• Data provided:
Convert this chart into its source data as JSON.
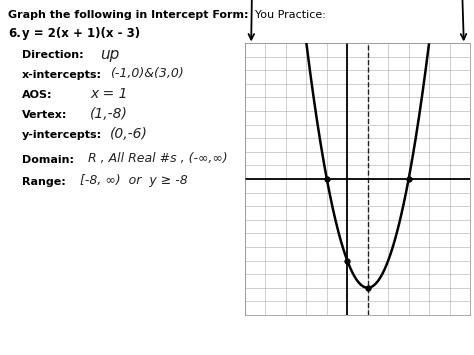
{
  "title_bold": "Graph the following in Intercept Form:",
  "title_you": "  You Practice:",
  "problem_number": "6.",
  "equation": "y = 2(x + 1)(x - 3)",
  "graph": {
    "xmin": -5,
    "xmax": 6,
    "ymin": -10,
    "ymax": 10,
    "grid_color": "#aaaaaa",
    "axis_color": "black",
    "curve_color": "black",
    "aos_x": 1
  },
  "bg_color": "white",
  "text_color": "black",
  "hand_color": "#222222"
}
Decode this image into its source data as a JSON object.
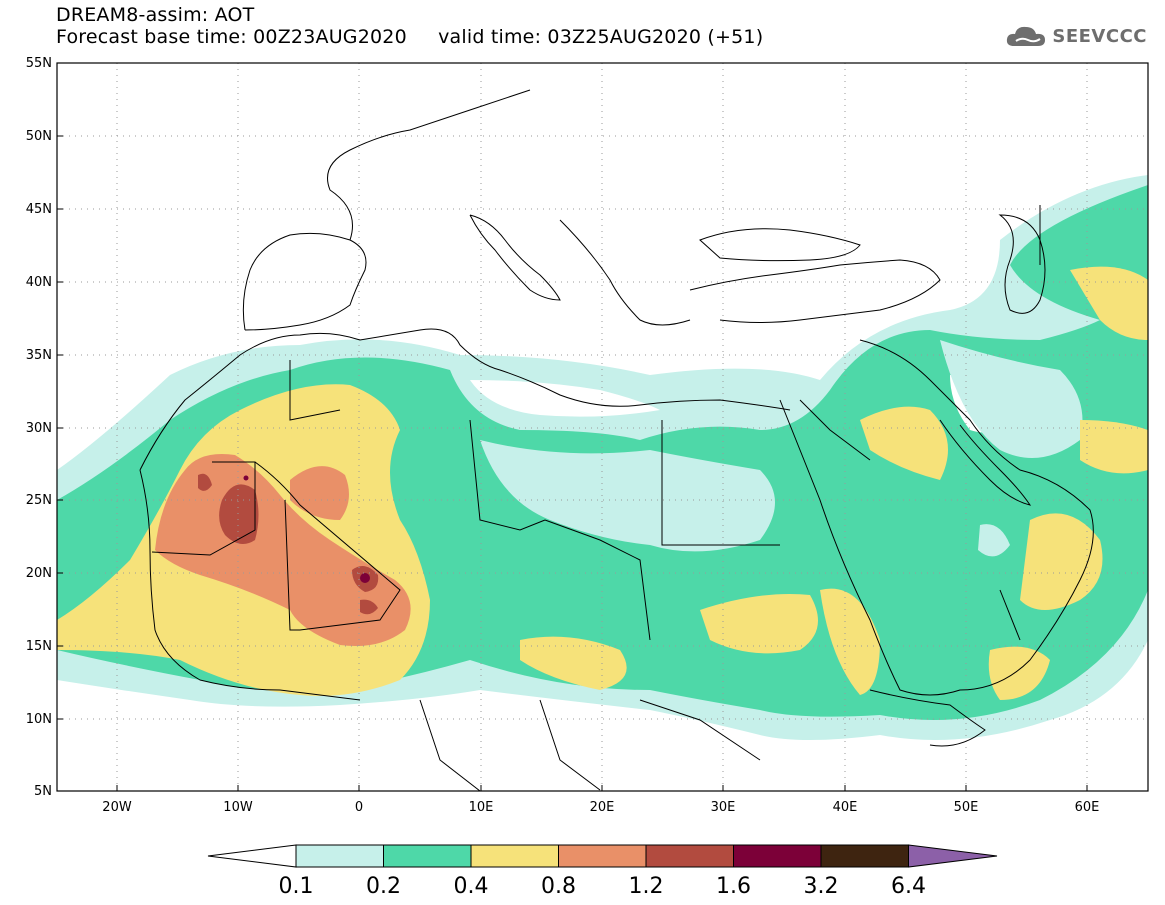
{
  "header": {
    "title": "DREAM8-assim: AOT",
    "base_time": "Forecast base time: 00Z23AUG2020",
    "valid_time": "valid time: 03Z25AUG2020 (+51)"
  },
  "logo": {
    "text": "SEEVCCC",
    "icon": "cloud-icon"
  },
  "map": {
    "lat_labels": [
      "55N",
      "50N",
      "45N",
      "40N",
      "35N",
      "30N",
      "25N",
      "20N",
      "15N",
      "10N",
      "5N"
    ],
    "lon_labels": [
      "20W",
      "10W",
      "0",
      "10E",
      "20E",
      "30E",
      "40E",
      "50E",
      "60E"
    ],
    "lat_range": [
      5,
      55
    ],
    "lon_range": [
      -25,
      65
    ],
    "grid": true
  },
  "colorbar": {
    "levels": [
      "0.1",
      "0.2",
      "0.4",
      "0.8",
      "1.2",
      "1.6",
      "3.2",
      "6.4"
    ],
    "colors": [
      "#ffffff",
      "#c6f0ea",
      "#4ed8a8",
      "#f6e27a",
      "#e99068",
      "#b24b3f",
      "#7c0038",
      "#3e2410",
      "#8c60a8"
    ]
  }
}
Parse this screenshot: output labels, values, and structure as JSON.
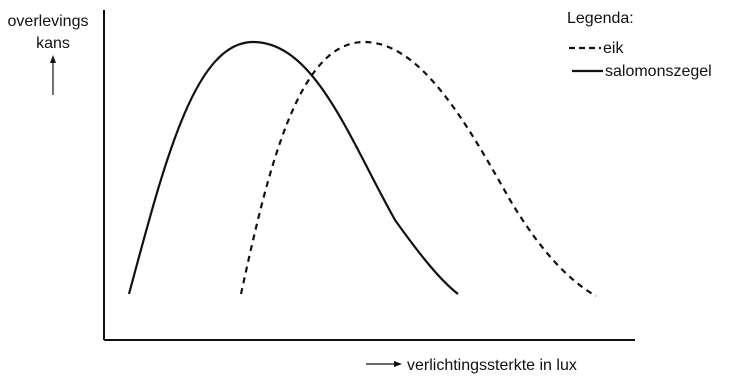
{
  "chart_data": {
    "type": "line",
    "title": "",
    "ylabel_line1": "overlevings",
    "ylabel_line2": "kans",
    "xlabel": "verlichtingssterkte in lux",
    "legend": {
      "title": "Legenda:",
      "placement": "top-right",
      "entries": [
        {
          "label": "eik",
          "style": "dashed"
        },
        {
          "label": "salomonszegel",
          "style": "solid"
        }
      ]
    },
    "grid": false,
    "x_ticks": "none",
    "y_ticks": "none",
    "series": [
      {
        "name": "salomonszegel",
        "style": "solid",
        "shape": "unimodal curve, peak at low-medium light"
      },
      {
        "name": "eik",
        "style": "dashed",
        "shape": "unimodal curve, peak at higher light"
      }
    ]
  }
}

• What you have to do:
Pull out every line in the material above where "source" occurs.

• Answer to the problem:
Convert this chart into its source data as JSON.
Decode this image into its source data as a JSON object.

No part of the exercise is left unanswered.